** Exercise details **
Please reproduce every record, keeping each one exactly as written.

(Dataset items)

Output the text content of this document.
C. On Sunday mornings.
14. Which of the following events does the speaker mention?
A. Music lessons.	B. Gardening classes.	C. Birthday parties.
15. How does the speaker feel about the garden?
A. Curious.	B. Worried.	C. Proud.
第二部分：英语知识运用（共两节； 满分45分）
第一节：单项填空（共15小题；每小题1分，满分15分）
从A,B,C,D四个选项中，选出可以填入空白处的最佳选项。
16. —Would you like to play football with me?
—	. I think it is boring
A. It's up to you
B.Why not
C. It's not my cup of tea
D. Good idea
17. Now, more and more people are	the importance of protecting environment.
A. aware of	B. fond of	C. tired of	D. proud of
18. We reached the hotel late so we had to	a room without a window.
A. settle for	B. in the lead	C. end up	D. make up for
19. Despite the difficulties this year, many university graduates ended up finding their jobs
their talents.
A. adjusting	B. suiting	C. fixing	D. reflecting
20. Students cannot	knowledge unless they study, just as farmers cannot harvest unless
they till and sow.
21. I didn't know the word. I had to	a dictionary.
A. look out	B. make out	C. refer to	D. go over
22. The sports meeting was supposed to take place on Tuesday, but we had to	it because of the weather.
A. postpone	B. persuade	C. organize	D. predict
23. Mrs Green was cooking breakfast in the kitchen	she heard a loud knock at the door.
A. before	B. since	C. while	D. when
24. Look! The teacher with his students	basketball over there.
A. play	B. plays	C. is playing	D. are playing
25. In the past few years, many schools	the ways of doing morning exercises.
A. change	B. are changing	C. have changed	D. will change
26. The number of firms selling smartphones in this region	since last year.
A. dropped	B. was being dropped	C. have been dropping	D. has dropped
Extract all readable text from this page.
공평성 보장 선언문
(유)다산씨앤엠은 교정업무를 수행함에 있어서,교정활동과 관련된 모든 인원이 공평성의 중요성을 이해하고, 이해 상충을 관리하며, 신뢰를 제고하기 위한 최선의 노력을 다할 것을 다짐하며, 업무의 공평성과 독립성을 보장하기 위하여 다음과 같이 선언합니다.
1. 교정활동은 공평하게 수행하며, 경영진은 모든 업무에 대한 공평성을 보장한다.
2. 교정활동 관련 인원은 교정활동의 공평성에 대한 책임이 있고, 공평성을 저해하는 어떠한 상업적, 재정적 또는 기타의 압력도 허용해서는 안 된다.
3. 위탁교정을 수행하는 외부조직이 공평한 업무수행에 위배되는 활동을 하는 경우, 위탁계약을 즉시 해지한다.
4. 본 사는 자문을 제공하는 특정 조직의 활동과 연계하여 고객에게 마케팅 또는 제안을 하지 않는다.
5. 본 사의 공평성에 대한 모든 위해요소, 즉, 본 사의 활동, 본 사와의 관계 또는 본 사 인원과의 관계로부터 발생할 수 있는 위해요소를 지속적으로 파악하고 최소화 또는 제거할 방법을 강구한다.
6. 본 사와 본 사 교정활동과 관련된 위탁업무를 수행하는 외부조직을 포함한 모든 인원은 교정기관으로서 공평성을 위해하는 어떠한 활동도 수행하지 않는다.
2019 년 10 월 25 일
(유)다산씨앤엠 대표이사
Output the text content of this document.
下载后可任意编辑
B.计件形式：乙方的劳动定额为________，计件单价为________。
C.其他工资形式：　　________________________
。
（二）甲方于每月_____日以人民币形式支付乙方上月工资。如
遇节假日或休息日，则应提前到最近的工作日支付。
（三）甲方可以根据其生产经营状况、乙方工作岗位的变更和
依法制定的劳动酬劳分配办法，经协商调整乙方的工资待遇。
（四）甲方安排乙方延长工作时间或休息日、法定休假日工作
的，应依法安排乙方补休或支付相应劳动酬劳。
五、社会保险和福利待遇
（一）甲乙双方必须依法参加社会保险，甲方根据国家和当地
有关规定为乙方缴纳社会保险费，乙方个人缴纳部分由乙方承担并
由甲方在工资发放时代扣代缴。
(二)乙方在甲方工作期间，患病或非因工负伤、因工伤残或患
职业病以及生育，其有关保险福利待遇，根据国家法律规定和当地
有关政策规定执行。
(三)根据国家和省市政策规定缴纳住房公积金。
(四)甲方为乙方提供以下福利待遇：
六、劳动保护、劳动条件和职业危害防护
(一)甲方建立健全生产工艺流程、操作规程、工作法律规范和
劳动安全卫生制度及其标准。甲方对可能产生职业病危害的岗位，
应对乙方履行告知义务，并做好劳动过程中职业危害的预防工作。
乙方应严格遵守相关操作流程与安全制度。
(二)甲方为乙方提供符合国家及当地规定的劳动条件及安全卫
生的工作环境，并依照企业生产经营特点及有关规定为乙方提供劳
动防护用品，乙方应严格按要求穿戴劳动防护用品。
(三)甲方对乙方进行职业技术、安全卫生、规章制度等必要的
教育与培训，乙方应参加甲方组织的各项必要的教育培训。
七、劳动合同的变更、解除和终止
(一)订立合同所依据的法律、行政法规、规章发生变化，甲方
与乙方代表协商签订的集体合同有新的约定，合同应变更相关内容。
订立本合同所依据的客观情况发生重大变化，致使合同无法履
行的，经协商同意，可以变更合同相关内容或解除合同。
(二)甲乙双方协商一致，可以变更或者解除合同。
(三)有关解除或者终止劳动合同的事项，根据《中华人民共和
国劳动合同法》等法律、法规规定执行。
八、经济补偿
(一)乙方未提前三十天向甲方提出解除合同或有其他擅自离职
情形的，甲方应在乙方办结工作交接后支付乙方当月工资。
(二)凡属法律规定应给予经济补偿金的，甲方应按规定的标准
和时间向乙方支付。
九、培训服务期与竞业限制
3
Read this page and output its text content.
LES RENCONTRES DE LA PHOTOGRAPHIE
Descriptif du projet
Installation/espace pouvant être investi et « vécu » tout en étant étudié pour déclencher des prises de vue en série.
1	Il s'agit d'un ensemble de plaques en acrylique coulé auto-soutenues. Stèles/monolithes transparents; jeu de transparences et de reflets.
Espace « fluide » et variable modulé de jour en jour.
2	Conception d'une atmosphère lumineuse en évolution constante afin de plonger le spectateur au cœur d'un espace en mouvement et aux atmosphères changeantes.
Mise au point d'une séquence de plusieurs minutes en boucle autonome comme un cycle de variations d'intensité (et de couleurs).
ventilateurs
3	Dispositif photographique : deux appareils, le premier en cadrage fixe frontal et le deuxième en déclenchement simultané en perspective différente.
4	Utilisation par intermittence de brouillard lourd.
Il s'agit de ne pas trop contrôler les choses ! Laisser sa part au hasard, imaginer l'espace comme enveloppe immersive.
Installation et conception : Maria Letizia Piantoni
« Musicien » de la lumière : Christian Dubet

** Reply to the task **
Output the text content of this document.
C. On Sunday mornings.
14. Which of the following events does the speaker mention?
A. Music lessons.	B. Gardening classes.	C. Birthday parties.
15. How does the speaker feel about the garden?
A. Curious.	B. Worried.	C. Proud.
第二部分：英语知识运用（共两节； 满分45分）
第一节：单项填空（共15小题；每小题1分，满分15分）
从A,B,C,D四个选项中，选出可以填入空白处的最佳选项。
16. —Would you like to play football with me?
—	. I think it is boring
A. It's up to you
B.Why not
C. It's not my cup of tea
D. Good idea
17. Now, more and more people are	the importance of protecting environment.
A. aware of	B. fond of	C. tired of	D. proud of
18. We reached the hotel late so we had to	a room without a window.
A. settle for	B. in the lead	C. end up	D. make up for
19. Despite the difficulties this year, many university graduates ended up finding their jobs
their talents.
A. adjusting	B. suiting	C. fixing	D. reflecting
20. Students cannot	knowledge unless they study, just as farmers cannot harvest unless
they till and sow.
21. I didn't know the word. I had to	a dictionary.
A. look out	B. make out	C. refer to	D. go over
22. The sports meeting was supposed to take place on Tuesday, but we had to	it because of the weather.
A. postpone	B. persuade	C. organize	D. predict
23. Mrs Green was cooking breakfast in the kitchen	she heard a loud knock at the door.
A. before	B. since	C. while	D. when
24. Look! The teacher with his students	basketball over there.
A. play	B. plays	C. is playing	D. are playing
25. In the past few years, many schools	the ways of doing morning exercises.
A. change	B. are changing	C. have changed	D. will change
26. The number of firms selling smartphones in this region	since last year.
A. dropped	B. was being dropped	C. have been dropping	D. has dropped
Extract all readable text from this page.
공평성 보장 선언문
(유)다산씨앤엠은 교정업무를 수행함에 있어서,교정활동과 관련된 모든 인원이 공평성의 중요성을 이해하고, 이해 상충을 관리하며, 신뢰를 제고하기 위한 최선의 노력을 다할 것을 다짐하며, 업무의 공평성과 독립성을 보장하기 위하여 다음과 같이 선언합니다.
1. 교정활동은 공평하게 수행하며, 경영진은 모든 업무에 대한 공평성을 보장한다.
2. 교정활동 관련 인원은 교정활동의 공평성에 대한 책임이 있고, 공평성을 저해하는 어떠한 상업적, 재정적 또는 기타의 압력도 허용해서는 안 된다.
3. 위탁교정을 수행하는 외부조직이 공평한 업무수행에 위배되는 활동을 하는 경우, 위탁계약을 즉시 해지한다.
4. 본 사는 자문을 제공하는 특정 조직의 활동과 연계하여 고객에게 마케팅 또는 제안을 하지 않는다.
5. 본 사의 공평성에 대한 모든 위해요소, 즉, 본 사의 활동, 본 사와의 관계 또는 본 사 인원과의 관계로부터 발생할 수 있는 위해요소를 지속적으로 파악하고 최소화 또는 제거할 방법을 강구한다.
6. 본 사와 본 사 교정활동과 관련된 위탁업무를 수행하는 외부조직을 포함한 모든 인원은 교정기관으로서 공평성을 위해하는 어떠한 활동도 수행하지 않는다.
2019 년 10 월 25 일
(유)다산씨앤엠 대표이사
Output the text content of this document.
下载后可任意编辑
B.计件形式：乙方的劳动定额为________，计件单价为________。
C.其他工资形式：　　________________________
。
（二）甲方于每月_____日以人民币形式支付乙方上月工资。如
遇节假日或休息日，则应提前到最近的工作日支付。
（三）甲方可以根据其生产经营状况、乙方工作岗位的变更和
依法制定的劳动酬劳分配办法，经协商调整乙方的工资待遇。
（四）甲方安排乙方延长工作时间或休息日、法定休假日工作
的，应依法安排乙方补休或支付相应劳动酬劳。
五、社会保险和福利待遇
（一）甲乙双方必须依法参加社会保险，甲方根据国家和当地
有关规定为乙方缴纳社会保险费，乙方个人缴纳部分由乙方承担并
由甲方在工资发放时代扣代缴。
(二)乙方在甲方工作期间，患病或非因工负伤、因工伤残或患
职业病以及生育，其有关保险福利待遇，根据国家法律规定和当地
有关政策规定执行。
(三)根据国家和省市政策规定缴纳住房公积金。
(四)甲方为乙方提供以下福利待遇：
六、劳动保护、劳动条件和职业危害防护
(一)甲方建立健全生产工艺流程、操作规程、工作法律规范和
劳动安全卫生制度及其标准。甲方对可能产生职业病危害的岗位，
应对乙方履行告知义务，并做好劳动过程中职业危害的预防工作。
乙方应严格遵守相关操作流程与安全制度。
(二)甲方为乙方提供符合国家及当地规定的劳动条件及安全卫
生的工作环境，并依照企业生产经营特点及有关规定为乙方提供劳
动防护用品，乙方应严格按要求穿戴劳动防护用品。
(三)甲方对乙方进行职业技术、安全卫生、规章制度等必要的
教育与培训，乙方应参加甲方组织的各项必要的教育培训。
七、劳动合同的变更、解除和终止
(一)订立合同所依据的法律、行政法规、规章发生变化，甲方
与乙方代表协商签订的集体合同有新的约定，合同应变更相关内容。
订立本合同所依据的客观情况发生重大变化，致使合同无法履
行的，经协商同意，可以变更合同相关内容或解除合同。
(二)甲乙双方协商一致，可以变更或者解除合同。
(三)有关解除或者终止劳动合同的事项，根据《中华人民共和
国劳动合同法》等法律、法规规定执行。
八、经济补偿
(一)乙方未提前三十天向甲方提出解除合同或有其他擅自离职
情形的，甲方应在乙方办结工作交接后支付乙方当月工资。
(二)凡属法律规定应给予经济补偿金的，甲方应按规定的标准
和时间向乙方支付。
九、培训服务期与竞业限制
3
Read this page and output its text content.
LES RENCONTRES DE LA PHOTOGRAPHIE
Descriptif du projet
Installation/espace pouvant être investi et « vécu » tout en étant étudié pour déclencher des prises de vue en série.
1	Il s'agit d'un ensemble de plaques en acrylique coulé auto-soutenues. Stèles/monolithes transparents; jeu de transparences et de reflets.
Espace « fluide » et variable modulé de jour en jour.
2	Conception d'une atmosphère lumineuse en évolution constante afin de plonger le spectateur au cœur d'un espace en mouvement et aux atmosphères changeantes.
Mise au point d'une séquence de plusieurs minutes en boucle autonome comme un cycle de variations d'intensité (et de couleurs).
ventilateurs
3	Dispositif photographique : deux appareils, le premier en cadrage fixe frontal et le deuxième en déclenchement simultané en perspective différente.
4	Utilisation par intermittence de brouillard lourd.
Il s'agit de ne pas trop contrôler les choses ! Laisser sa part au hasard, imaginer l'espace comme enveloppe immersive.
Installation et conception : Maria Letizia Piantoni
« Musicien » de la lumière : Christian Dubet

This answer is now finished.